* **WORK TO DO**
Write each record again exactly as it stands.
# START OF LISTED ENTRIES
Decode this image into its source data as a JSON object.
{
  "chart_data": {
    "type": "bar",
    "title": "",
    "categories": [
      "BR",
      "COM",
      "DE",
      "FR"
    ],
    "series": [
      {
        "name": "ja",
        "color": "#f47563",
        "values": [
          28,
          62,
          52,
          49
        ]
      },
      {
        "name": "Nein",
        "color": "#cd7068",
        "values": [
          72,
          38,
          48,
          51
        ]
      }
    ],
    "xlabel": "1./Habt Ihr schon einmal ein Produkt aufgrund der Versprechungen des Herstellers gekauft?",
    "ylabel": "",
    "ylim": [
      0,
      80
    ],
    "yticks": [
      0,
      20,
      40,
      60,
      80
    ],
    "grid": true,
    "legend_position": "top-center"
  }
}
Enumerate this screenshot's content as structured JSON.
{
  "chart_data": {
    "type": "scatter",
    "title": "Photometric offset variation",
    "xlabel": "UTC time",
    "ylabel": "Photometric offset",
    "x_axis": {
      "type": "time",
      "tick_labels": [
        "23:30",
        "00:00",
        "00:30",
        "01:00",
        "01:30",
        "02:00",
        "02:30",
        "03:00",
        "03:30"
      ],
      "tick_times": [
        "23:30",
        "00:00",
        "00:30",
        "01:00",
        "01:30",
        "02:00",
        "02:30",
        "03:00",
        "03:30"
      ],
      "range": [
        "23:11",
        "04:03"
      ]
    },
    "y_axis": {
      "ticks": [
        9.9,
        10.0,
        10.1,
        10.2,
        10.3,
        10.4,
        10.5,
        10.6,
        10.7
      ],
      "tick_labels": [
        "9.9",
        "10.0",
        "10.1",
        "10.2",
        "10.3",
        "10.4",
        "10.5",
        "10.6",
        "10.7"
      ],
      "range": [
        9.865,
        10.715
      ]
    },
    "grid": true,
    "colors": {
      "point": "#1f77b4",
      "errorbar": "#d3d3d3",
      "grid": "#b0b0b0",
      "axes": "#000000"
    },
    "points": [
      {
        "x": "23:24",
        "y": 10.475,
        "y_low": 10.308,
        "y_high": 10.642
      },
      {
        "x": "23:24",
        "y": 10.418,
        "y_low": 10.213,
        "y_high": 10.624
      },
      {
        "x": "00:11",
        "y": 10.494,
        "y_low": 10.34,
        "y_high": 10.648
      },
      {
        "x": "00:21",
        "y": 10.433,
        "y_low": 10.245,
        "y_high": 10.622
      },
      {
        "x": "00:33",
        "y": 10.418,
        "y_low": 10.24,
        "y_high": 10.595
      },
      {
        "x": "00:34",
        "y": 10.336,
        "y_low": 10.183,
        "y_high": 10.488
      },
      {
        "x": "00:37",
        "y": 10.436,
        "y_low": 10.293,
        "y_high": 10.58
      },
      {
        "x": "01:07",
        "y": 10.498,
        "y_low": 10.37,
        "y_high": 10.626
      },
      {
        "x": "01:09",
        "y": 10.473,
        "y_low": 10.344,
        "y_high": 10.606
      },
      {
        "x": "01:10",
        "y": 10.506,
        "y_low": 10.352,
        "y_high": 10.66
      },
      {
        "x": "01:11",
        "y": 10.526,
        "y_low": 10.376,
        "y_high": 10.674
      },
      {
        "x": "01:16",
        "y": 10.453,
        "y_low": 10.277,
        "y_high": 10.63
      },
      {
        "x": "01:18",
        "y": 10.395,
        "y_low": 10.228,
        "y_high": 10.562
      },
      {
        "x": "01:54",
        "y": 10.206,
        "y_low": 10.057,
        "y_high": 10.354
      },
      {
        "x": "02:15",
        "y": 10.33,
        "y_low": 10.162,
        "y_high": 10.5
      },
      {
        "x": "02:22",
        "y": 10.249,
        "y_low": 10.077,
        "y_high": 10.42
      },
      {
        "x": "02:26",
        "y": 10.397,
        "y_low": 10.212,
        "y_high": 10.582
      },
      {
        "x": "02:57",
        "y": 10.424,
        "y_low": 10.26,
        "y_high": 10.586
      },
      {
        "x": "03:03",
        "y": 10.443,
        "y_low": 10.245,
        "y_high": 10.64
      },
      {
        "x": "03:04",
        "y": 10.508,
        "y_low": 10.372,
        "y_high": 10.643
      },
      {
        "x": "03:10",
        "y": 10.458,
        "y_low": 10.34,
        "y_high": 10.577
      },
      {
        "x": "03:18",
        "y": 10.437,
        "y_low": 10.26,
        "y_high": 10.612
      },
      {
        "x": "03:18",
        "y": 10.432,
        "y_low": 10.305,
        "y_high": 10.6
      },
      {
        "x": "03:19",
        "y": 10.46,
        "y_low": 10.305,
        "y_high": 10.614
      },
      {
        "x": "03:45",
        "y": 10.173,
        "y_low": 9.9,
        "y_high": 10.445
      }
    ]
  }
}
# END OF LISTED ENTRIES
* **EXPECTED OUTPUT**
Decode this image into its source data as a JSON object.
{
  "chart_data": {
    "type": "bar",
    "title": "",
    "categories": [
      "BR",
      "COM",
      "DE",
      "FR"
    ],
    "series": [
      {
        "name": "ja",
        "color": "#f47563",
        "values": [
          28,
          62,
          52,
          49
        ]
      },
      {
        "name": "Nein",
        "color": "#cd7068",
        "values": [
          72,
          38,
          48,
          51
        ]
      }
    ],
    "xlabel": "1./Habt Ihr schon einmal ein Produkt aufgrund der Versprechungen des Herstellers gekauft?",
    "ylabel": "",
    "ylim": [
      0,
      80
    ],
    "yticks": [
      0,
      20,
      40,
      60,
      80
    ],
    "grid": true,
    "legend_position": "top-center"
  }
}
Enumerate this screenshot's content as structured JSON.
{
  "chart_data": {
    "type": "scatter",
    "title": "Photometric offset variation",
    "xlabel": "UTC time",
    "ylabel": "Photometric offset",
    "x_axis": {
      "type": "time",
      "tick_labels": [
        "23:30",
        "00:00",
        "00:30",
        "01:00",
        "01:30",
        "02:00",
        "02:30",
        "03:00",
        "03:30"
      ],
      "tick_times": [
        "23:30",
        "00:00",
        "00:30",
        "01:00",
        "01:30",
        "02:00",
        "02:30",
        "03:00",
        "03:30"
      ],
      "range": [
        "23:11",
        "04:03"
      ]
    },
    "y_axis": {
      "ticks": [
        9.9,
        10.0,
        10.1,
        10.2,
        10.3,
        10.4,
        10.5,
        10.6,
        10.7
      ],
      "tick_labels": [
        "9.9",
        "10.0",
        "10.1",
        "10.2",
        "10.3",
        "10.4",
        "10.5",
        "10.6",
        "10.7"
      ],
      "range": [
        9.865,
        10.715
      ]
    },
    "grid": true,
    "colors": {
      "point": "#1f77b4",
      "errorbar": "#d3d3d3",
      "grid": "#b0b0b0",
      "axes": "#000000"
    },
    "points": [
      {
        "x": "23:24",
        "y": 10.475,
        "y_low": 10.308,
        "y_high": 10.642
      },
      {
        "x": "23:24",
        "y": 10.418,
        "y_low": 10.213,
        "y_high": 10.624
      },
      {
        "x": "00:11",
        "y": 10.494,
        "y_low": 10.34,
        "y_high": 10.648
      },
      {
        "x": "00:21",
        "y": 10.433,
        "y_low": 10.245,
        "y_high": 10.622
      },
      {
        "x": "00:33",
        "y": 10.418,
        "y_low": 10.24,
        "y_high": 10.595
      },
      {
        "x": "00:34",
        "y": 10.336,
        "y_low": 10.183,
        "y_high": 10.488
      },
      {
        "x": "00:37",
        "y": 10.436,
        "y_low": 10.293,
        "y_high": 10.58
      },
      {
        "x": "01:07",
        "y": 10.498,
        "y_low": 10.37,
        "y_high": 10.626
      },
      {
        "x": "01:09",
        "y": 10.473,
        "y_low": 10.344,
        "y_high": 10.606
      },
      {
        "x": "01:10",
        "y": 10.506,
        "y_low": 10.352,
        "y_high": 10.66
      },
      {
        "x": "01:11",
        "y": 10.526,
        "y_low": 10.376,
        "y_high": 10.674
      },
      {
        "x": "01:16",
        "y": 10.453,
        "y_low": 10.277,
        "y_high": 10.63
      },
      {
        "x": "01:18",
        "y": 10.395,
        "y_low": 10.228,
        "y_high": 10.562
      },
      {
        "x": "01:54",
        "y": 10.206,
        "y_low": 10.057,
        "y_high": 10.354
      },
      {
        "x": "02:15",
        "y": 10.33,
        "y_low": 10.162,
        "y_high": 10.5
      },
      {
        "x": "02:22",
        "y": 10.249,
        "y_low": 10.077,
        "y_high": 10.42
      },
      {
        "x": "02:26",
        "y": 10.397,
        "y_low": 10.212,
        "y_high": 10.582
      },
      {
        "x": "02:57",
        "y": 10.424,
        "y_low": 10.26,
        "y_high": 10.586
      },
      {
        "x": "03:03",
        "y": 10.443,
        "y_low": 10.245,
        "y_high": 10.64
      },
      {
        "x": "03:04",
        "y": 10.508,
        "y_low": 10.372,
        "y_high": 10.643
      },
      {
        "x": "03:10",
        "y": 10.458,
        "y_low": 10.34,
        "y_high": 10.577
      },
      {
        "x": "03:18",
        "y": 10.437,
        "y_low": 10.26,
        "y_high": 10.612
      },
      {
        "x": "03:18",
        "y": 10.432,
        "y_low": 10.305,
        "y_high": 10.6
      },
      {
        "x": "03:19",
        "y": 10.46,
        "y_low": 10.305,
        "y_high": 10.614
      },
      {
        "x": "03:45",
        "y": 10.173,
        "y_low": 9.9,
        "y_high": 10.445
      }
    ]
  }
}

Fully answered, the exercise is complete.